**Exercise**.
From the listing below, extract every line in which the word "this" appears.

## Start

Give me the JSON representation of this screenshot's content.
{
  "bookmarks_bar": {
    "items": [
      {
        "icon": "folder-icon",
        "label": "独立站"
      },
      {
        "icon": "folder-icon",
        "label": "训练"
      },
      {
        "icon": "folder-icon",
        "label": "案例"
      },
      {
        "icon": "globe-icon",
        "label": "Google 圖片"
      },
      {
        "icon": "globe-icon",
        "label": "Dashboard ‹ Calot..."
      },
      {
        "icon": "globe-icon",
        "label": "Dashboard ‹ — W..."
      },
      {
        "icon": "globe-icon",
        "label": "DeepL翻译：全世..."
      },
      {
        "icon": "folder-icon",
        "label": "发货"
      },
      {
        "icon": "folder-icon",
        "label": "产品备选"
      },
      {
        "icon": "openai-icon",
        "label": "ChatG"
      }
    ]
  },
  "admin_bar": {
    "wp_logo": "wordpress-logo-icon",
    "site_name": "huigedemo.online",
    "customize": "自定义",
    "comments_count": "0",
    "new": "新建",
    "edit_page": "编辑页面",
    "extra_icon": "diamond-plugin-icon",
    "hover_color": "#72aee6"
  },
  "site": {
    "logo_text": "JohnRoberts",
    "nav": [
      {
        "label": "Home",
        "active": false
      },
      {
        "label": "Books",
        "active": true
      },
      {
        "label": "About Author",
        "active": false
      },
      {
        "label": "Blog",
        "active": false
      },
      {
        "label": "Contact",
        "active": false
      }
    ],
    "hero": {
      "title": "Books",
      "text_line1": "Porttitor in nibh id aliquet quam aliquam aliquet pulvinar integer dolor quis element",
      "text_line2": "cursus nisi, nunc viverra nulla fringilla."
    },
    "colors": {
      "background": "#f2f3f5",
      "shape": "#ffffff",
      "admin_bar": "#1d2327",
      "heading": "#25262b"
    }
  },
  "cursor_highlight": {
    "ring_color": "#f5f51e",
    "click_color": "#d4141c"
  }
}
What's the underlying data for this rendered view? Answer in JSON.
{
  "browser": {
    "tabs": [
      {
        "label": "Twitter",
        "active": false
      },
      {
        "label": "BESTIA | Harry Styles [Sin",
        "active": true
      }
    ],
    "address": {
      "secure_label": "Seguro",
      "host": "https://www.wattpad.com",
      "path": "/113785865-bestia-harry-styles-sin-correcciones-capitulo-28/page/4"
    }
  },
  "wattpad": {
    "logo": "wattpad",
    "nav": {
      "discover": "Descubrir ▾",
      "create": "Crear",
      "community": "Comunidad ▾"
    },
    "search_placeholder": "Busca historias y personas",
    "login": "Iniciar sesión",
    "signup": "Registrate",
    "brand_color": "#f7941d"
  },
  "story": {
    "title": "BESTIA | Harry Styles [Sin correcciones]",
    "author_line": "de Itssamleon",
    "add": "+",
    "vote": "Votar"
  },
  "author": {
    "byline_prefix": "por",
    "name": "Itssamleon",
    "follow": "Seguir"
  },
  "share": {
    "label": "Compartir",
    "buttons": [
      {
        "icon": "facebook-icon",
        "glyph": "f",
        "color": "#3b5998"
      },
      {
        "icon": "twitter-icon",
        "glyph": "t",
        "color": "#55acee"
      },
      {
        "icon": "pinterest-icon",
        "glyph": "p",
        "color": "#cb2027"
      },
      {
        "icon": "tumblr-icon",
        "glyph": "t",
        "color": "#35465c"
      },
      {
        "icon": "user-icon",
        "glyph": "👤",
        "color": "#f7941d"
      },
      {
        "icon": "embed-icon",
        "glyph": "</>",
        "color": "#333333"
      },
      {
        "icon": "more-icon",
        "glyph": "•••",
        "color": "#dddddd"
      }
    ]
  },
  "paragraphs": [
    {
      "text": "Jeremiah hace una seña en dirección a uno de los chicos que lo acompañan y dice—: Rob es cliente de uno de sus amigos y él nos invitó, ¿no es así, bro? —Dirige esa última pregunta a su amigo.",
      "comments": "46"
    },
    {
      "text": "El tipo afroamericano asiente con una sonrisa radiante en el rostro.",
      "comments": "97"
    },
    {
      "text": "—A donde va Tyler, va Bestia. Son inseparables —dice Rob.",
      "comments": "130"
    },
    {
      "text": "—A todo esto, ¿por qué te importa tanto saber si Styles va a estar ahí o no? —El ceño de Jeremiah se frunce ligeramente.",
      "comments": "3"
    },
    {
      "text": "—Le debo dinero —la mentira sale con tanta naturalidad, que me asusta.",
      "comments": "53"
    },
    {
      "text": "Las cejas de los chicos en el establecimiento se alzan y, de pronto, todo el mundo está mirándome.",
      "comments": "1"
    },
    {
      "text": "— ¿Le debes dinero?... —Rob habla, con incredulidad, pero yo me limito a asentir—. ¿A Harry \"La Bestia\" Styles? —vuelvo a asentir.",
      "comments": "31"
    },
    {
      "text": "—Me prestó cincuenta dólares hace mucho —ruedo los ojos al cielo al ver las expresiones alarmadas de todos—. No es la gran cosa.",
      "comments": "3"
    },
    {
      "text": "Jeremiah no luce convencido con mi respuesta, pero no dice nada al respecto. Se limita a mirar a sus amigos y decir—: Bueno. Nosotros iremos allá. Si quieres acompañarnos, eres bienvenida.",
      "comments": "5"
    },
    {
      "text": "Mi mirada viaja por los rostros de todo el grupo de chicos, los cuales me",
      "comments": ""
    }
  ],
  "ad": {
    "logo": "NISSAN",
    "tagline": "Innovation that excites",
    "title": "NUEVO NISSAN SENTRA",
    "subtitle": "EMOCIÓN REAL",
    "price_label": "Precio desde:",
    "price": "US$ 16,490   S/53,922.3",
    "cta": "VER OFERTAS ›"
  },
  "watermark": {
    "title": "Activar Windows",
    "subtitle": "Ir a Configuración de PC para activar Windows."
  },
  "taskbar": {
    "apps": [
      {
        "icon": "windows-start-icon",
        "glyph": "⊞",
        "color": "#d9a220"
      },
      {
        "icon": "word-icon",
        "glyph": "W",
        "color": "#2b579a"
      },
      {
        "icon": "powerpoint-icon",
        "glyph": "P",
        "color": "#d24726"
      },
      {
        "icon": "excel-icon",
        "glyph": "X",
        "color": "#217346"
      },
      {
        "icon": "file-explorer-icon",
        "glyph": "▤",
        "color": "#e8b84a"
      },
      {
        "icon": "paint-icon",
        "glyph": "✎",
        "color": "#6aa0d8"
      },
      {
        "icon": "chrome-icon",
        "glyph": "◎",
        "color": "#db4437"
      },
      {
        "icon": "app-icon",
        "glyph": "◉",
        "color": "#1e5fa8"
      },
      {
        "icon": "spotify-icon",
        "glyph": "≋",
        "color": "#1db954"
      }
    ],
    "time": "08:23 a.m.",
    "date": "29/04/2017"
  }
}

## End

**Exercise result**.
Give me the JSON representation of this screenshot's content.
What's the underlying data for this rendered view? Answer in JSON.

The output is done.